■ **Task to complete**
A single number is the answer: the count of lines below that contain "gäller".

■ **Data to process**
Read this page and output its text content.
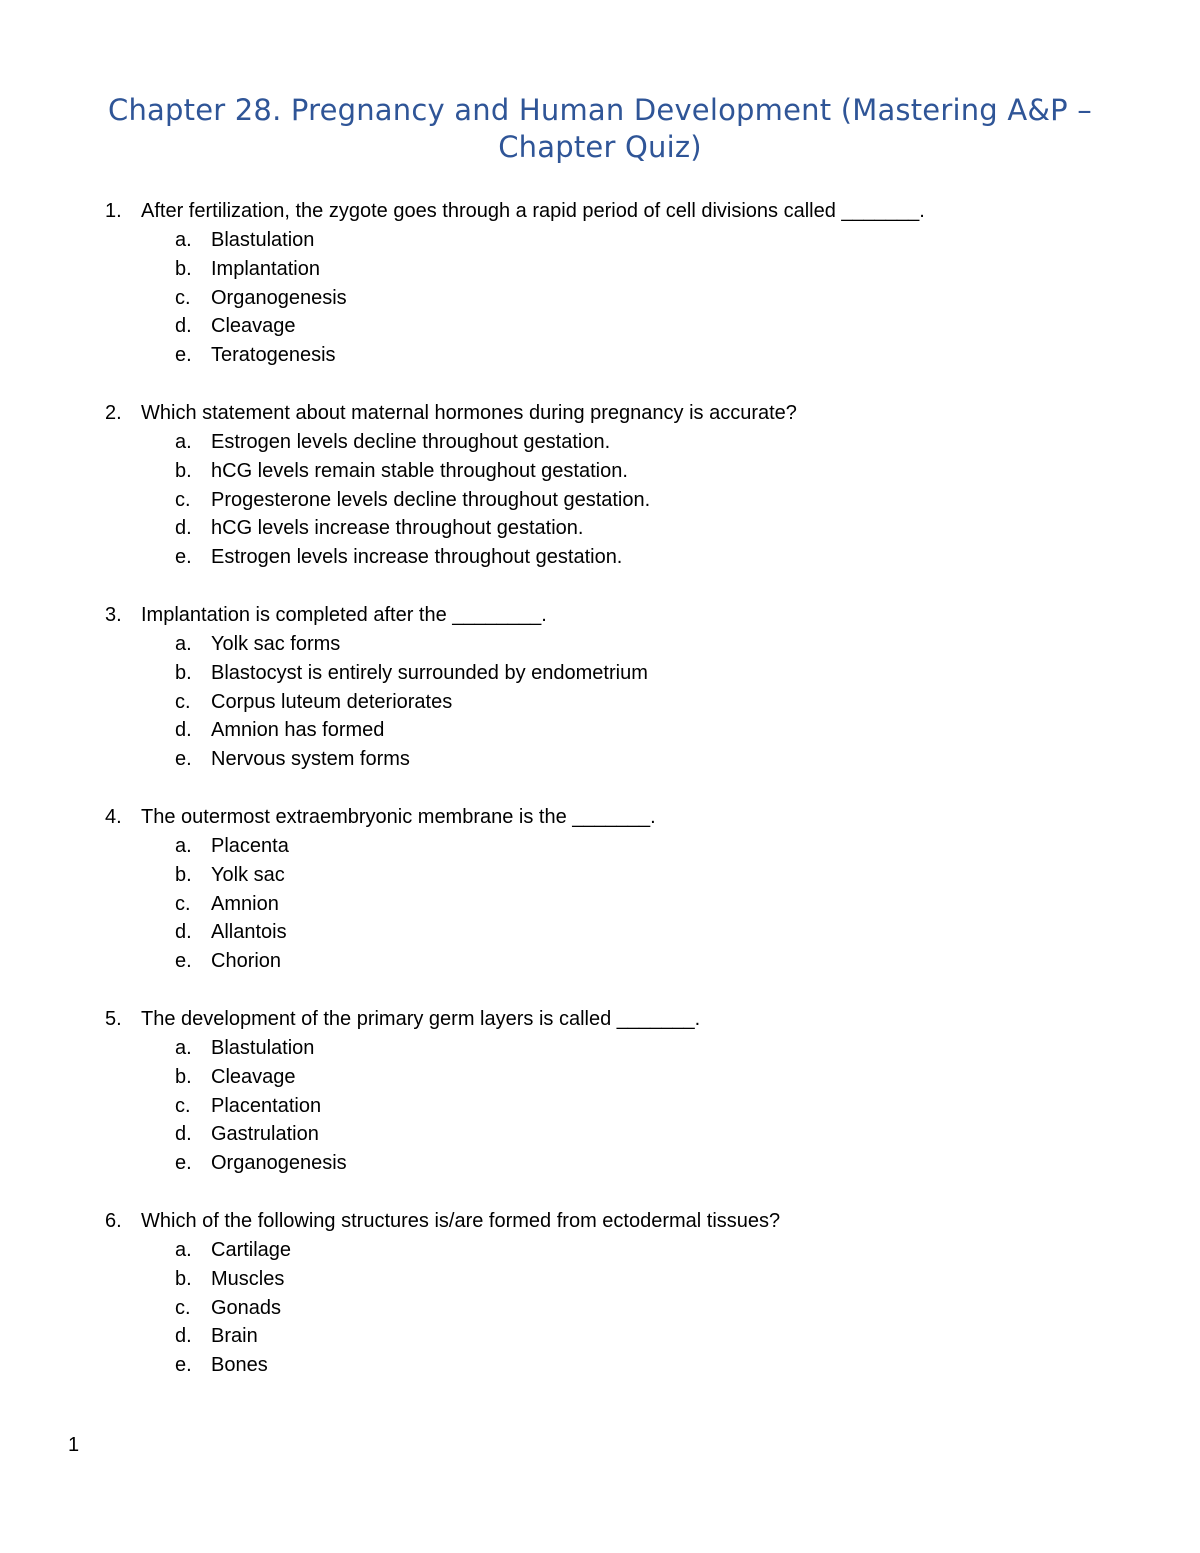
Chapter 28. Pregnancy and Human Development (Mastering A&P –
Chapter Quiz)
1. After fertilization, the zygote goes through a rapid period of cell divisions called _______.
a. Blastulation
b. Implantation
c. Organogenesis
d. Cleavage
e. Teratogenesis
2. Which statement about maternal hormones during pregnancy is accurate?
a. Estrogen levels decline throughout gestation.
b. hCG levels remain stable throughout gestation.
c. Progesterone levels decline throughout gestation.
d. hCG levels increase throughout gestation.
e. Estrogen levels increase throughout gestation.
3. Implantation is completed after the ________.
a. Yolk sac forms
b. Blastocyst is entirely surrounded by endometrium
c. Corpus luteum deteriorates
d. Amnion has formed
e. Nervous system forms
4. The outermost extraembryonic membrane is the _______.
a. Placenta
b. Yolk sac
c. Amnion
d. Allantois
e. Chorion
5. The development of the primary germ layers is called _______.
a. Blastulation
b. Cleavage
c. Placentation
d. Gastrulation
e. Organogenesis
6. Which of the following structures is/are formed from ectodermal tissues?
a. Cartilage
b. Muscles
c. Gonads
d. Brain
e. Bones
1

--

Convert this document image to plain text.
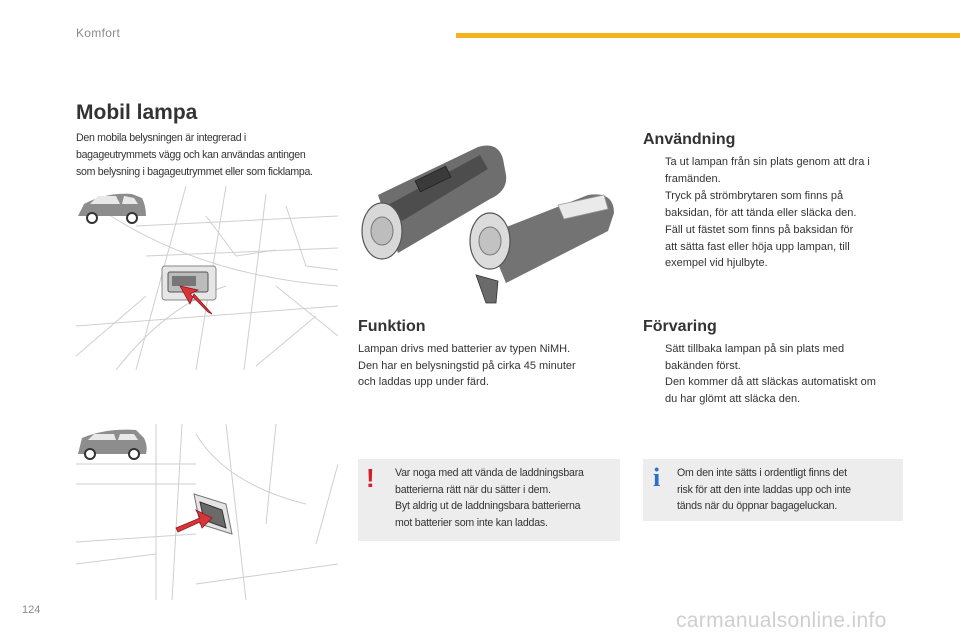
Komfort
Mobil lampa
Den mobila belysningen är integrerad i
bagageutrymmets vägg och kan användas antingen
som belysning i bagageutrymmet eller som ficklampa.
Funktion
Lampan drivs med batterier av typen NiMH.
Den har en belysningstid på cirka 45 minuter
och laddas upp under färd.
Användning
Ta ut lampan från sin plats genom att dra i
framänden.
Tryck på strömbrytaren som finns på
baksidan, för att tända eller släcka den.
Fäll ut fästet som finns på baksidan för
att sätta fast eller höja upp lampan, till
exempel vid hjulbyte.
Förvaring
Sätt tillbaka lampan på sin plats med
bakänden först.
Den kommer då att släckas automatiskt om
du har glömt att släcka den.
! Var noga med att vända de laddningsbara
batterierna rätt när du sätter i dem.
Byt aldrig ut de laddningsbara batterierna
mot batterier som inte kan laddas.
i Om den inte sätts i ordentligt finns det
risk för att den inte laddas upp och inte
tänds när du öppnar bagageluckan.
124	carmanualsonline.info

...

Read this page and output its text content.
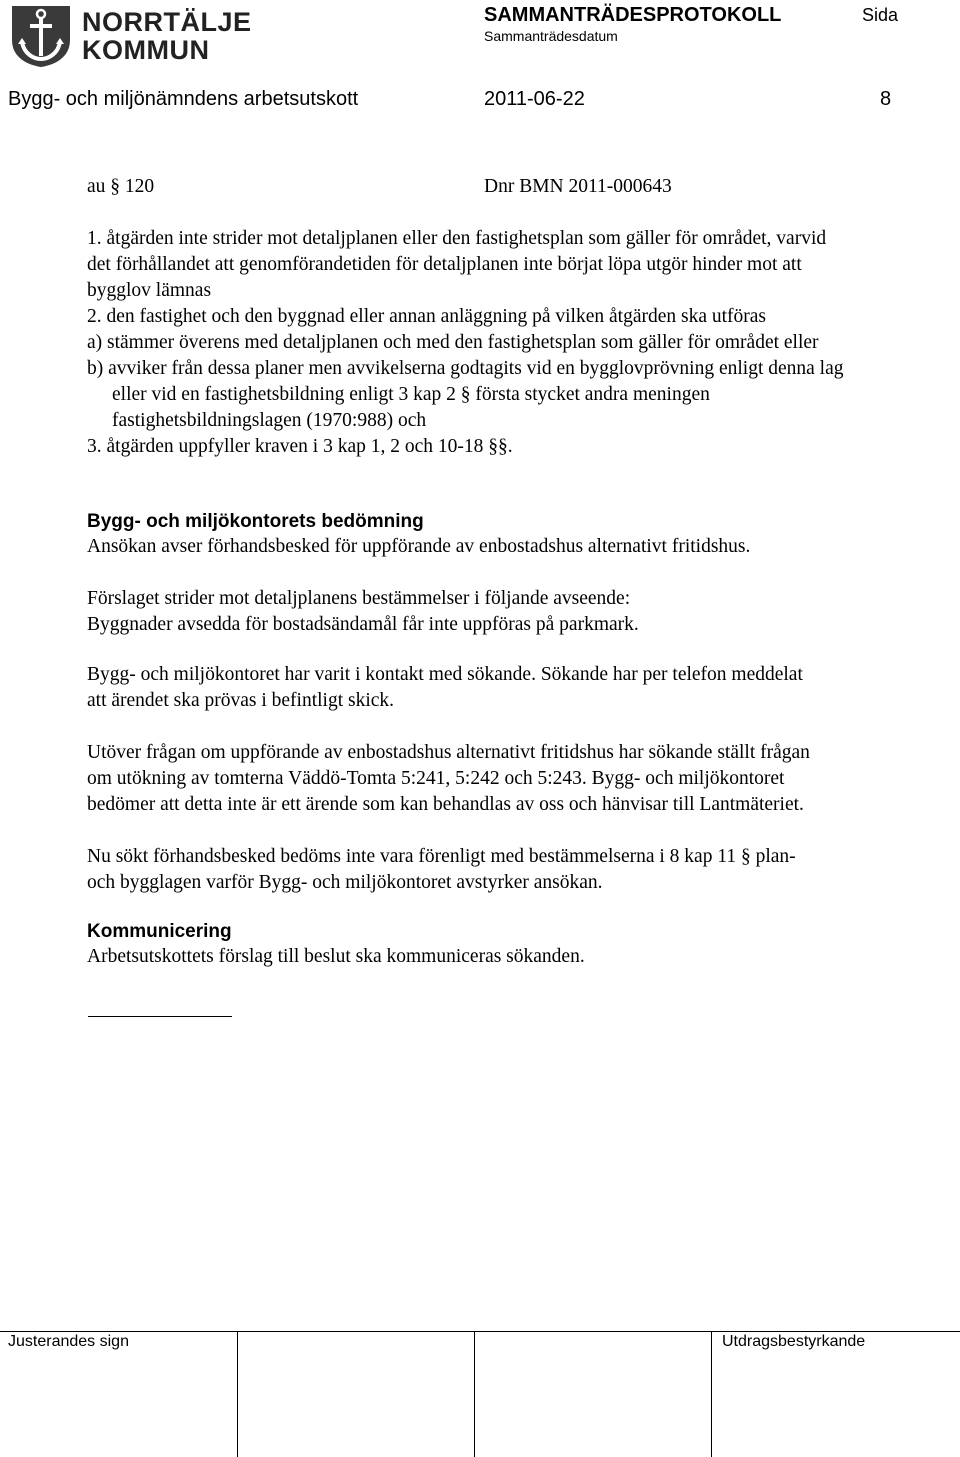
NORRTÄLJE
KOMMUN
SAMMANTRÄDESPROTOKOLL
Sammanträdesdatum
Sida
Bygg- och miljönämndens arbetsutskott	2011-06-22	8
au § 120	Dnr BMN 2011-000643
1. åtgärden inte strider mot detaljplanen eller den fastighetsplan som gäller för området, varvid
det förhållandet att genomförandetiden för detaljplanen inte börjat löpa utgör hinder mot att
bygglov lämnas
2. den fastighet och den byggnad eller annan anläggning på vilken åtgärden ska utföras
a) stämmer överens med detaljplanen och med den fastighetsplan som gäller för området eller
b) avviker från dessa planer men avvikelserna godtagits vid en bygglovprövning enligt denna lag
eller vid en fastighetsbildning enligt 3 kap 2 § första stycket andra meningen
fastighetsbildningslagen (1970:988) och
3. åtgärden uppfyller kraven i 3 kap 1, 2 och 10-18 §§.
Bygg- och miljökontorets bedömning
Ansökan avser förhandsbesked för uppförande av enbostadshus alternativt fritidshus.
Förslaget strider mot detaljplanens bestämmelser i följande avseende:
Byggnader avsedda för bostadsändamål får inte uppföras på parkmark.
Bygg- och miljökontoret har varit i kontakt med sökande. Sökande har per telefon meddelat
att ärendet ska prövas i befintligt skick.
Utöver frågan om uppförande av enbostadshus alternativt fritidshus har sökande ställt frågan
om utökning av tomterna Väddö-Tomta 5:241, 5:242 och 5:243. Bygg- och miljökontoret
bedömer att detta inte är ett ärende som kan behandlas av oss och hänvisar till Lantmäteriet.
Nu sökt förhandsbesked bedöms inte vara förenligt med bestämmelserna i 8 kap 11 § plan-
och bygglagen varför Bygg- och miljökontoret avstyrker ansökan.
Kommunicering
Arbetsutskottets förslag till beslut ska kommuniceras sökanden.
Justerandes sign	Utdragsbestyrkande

■ **Reply to the exercise**
2